■ **Request**: Type every record exactly as it appears.

Data records
------------------------------------------------
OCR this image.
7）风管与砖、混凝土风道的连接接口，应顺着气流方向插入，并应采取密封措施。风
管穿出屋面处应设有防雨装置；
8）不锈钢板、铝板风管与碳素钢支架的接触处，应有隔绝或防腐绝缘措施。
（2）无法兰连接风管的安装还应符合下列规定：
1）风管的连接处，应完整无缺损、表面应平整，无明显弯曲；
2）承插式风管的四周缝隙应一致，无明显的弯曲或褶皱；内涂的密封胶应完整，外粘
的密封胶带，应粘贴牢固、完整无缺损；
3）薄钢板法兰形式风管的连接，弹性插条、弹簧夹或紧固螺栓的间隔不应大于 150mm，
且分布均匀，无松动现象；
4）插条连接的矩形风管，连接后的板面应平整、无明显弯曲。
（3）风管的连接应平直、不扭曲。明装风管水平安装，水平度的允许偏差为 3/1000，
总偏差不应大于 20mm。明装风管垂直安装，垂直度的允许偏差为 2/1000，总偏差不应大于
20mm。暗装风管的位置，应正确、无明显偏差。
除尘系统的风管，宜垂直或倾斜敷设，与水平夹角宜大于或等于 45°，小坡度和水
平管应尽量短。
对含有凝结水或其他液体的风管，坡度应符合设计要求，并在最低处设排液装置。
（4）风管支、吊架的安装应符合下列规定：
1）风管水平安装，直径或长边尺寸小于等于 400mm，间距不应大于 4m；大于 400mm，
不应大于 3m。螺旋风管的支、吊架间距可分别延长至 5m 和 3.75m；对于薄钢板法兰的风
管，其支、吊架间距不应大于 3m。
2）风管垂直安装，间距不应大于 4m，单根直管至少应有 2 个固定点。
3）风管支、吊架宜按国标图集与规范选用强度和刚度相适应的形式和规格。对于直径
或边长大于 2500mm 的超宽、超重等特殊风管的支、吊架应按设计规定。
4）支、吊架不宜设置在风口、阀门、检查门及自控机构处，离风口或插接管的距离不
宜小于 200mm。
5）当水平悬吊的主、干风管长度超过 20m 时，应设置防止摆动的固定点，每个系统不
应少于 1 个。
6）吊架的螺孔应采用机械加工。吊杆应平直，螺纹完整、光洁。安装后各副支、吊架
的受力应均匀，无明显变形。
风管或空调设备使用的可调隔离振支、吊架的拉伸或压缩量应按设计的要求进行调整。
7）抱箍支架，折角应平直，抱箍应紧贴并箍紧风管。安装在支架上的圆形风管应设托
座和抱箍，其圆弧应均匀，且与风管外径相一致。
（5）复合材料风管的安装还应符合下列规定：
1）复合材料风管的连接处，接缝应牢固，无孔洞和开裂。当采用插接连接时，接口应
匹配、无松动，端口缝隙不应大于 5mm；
------------------------------------------------
■ **Task result**:
OCR this image.
7）风管与砖、混凝土风道的连接接口，应顺着气流方向插入，并应采取密封措施。风
管穿出屋面处应设有防雨装置；
8）不锈钢板、铝板风管与碳素钢支架的接触处，应有隔绝或防腐绝缘措施。
（2）无法兰连接风管的安装还应符合下列规定：
1）风管的连接处，应完整无缺损、表面应平整，无明显弯曲；
2）承插式风管的四周缝隙应一致，无明显的弯曲或褶皱；内涂的密封胶应完整，外粘
的密封胶带，应粘贴牢固、完整无缺损；
3）薄钢板法兰形式风管的连接，弹性插条、弹簧夹或紧固螺栓的间隔不应大于 150mm，
且分布均匀，无松动现象；
4）插条连接的矩形风管，连接后的板面应平整、无明显弯曲。
（3）风管的连接应平直、不扭曲。明装风管水平安装，水平度的允许偏差为 3/1000，
总偏差不应大于 20mm。明装风管垂直安装，垂直度的允许偏差为 2/1000，总偏差不应大于
20mm。暗装风管的位置，应正确、无明显偏差。
除尘系统的风管，宜垂直或倾斜敷设，与水平夹角宜大于或等于 45°，小坡度和水
平管应尽量短。
对含有凝结水或其他液体的风管，坡度应符合设计要求，并在最低处设排液装置。
（4）风管支、吊架的安装应符合下列规定：
1）风管水平安装，直径或长边尺寸小于等于 400mm，间距不应大于 4m；大于 400mm，
不应大于 3m。螺旋风管的支、吊架间距可分别延长至 5m 和 3.75m；对于薄钢板法兰的风
管，其支、吊架间距不应大于 3m。
2）风管垂直安装，间距不应大于 4m，单根直管至少应有 2 个固定点。
3）风管支、吊架宜按国标图集与规范选用强度和刚度相适应的形式和规格。对于直径
或边长大于 2500mm 的超宽、超重等特殊风管的支、吊架应按设计规定。
4）支、吊架不宜设置在风口、阀门、检查门及自控机构处，离风口或插接管的距离不
宜小于 200mm。
5）当水平悬吊的主、干风管长度超过 20m 时，应设置防止摆动的固定点，每个系统不
应少于 1 个。
6）吊架的螺孔应采用机械加工。吊杆应平直，螺纹完整、光洁。安装后各副支、吊架
的受力应均匀，无明显变形。
风管或空调设备使用的可调隔离振支、吊架的拉伸或压缩量应按设计的要求进行调整。
7）抱箍支架，折角应平直，抱箍应紧贴并箍紧风管。安装在支架上的圆形风管应设托
座和抱箍，其圆弧应均匀，且与风管外径相一致。
（5）复合材料风管的安装还应符合下列规定：
1）复合材料风管的连接处，接缝应牢固，无孔洞和开裂。当采用插接连接时，接口应
匹配、无松动，端口缝隙不应大于 5mm；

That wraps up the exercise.